▶ _The data_
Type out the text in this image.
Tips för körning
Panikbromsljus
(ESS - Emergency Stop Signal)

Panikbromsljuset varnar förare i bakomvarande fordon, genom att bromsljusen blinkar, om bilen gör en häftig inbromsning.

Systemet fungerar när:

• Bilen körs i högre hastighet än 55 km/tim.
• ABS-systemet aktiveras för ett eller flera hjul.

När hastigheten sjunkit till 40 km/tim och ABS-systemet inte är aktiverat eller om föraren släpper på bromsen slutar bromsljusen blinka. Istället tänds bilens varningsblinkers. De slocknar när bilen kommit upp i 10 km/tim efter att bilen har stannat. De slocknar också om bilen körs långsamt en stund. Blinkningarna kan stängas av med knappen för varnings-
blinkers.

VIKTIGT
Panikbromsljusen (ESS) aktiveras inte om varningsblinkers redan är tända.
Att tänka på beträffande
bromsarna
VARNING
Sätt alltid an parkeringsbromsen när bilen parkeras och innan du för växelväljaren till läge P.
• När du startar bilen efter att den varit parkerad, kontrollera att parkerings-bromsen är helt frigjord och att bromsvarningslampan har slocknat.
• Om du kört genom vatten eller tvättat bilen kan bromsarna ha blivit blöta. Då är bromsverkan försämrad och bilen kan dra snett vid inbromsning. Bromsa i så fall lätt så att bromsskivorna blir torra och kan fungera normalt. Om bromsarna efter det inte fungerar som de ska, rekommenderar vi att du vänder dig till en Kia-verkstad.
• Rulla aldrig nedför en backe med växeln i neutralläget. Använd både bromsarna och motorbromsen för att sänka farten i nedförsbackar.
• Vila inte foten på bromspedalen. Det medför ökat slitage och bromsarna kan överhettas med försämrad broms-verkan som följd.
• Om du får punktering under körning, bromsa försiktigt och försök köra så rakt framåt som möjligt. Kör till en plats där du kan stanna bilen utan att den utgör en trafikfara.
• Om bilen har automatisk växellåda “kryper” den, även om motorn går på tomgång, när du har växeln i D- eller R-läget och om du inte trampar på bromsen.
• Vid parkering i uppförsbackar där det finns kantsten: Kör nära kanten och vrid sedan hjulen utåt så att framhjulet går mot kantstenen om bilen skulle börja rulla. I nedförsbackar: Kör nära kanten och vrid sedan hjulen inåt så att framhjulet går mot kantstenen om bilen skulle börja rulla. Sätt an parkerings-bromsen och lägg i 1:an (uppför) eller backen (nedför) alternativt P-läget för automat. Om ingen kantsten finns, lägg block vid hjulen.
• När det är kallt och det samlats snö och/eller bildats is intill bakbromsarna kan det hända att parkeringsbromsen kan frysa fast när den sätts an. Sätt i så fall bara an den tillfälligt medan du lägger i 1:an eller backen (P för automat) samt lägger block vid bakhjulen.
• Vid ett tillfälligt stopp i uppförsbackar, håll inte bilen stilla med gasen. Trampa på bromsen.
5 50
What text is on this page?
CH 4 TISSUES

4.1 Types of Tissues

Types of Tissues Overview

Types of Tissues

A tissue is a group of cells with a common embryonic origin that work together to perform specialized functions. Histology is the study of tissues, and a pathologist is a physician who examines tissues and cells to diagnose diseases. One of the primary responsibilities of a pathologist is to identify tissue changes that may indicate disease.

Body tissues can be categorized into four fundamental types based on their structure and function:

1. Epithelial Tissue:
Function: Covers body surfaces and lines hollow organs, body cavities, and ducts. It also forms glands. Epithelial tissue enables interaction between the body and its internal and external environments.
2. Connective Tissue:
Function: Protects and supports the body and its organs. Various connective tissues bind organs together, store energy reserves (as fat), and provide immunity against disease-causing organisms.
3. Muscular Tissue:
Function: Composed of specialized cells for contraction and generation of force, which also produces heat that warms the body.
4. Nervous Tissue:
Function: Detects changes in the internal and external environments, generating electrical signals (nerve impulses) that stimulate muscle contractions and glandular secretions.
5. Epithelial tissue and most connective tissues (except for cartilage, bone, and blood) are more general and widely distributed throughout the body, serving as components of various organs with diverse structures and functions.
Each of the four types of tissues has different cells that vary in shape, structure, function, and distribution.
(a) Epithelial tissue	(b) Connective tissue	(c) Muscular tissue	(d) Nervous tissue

▶ _Work to complete_
Write the lines out again exactly, beginning at the line that contains "What text is on this page?" and stopping only at the final line of the listing above.

▶ _Written reply_
What text is on this page?
CH 4 TISSUES

4.1 Types of Tissues

Types of Tissues Overview

Types of Tissues

A tissue is a group of cells with a common embryonic origin that work together to perform specialized functions. Histology is the study of tissues, and a pathologist is a physician who examines tissues and cells to diagnose diseases. One of the primary responsibilities of a pathologist is to identify tissue changes that may indicate disease.

Body tissues can be categorized into four fundamental types based on their structure and function:

1. Epithelial Tissue:
Function: Covers body surfaces and lines hollow organs, body cavities, and ducts. It also forms glands. Epithelial tissue enables interaction between the body and its internal and external environments.
2. Connective Tissue:
Function: Protects and supports the body and its organs. Various connective tissues bind organs together, store energy reserves (as fat), and provide immunity against disease-causing organisms.
3. Muscular Tissue:
Function: Composed of specialized cells for contraction and generation of force, which also produces heat that warms the body.
4. Nervous Tissue:
Function: Detects changes in the internal and external environments, generating electrical signals (nerve impulses) that stimulate muscle contractions and glandular secretions.
5. Epithelial tissue and most connective tissues (except for cartilage, bone, and blood) are more general and widely distributed throughout the body, serving as components of various organs with diverse structures and functions.
Each of the four types of tissues has different cells that vary in shape, structure, function, and distribution.
(a) Epithelial tissue	(b) Connective tissue	(c) Muscular tissue	(d) Nervous tissue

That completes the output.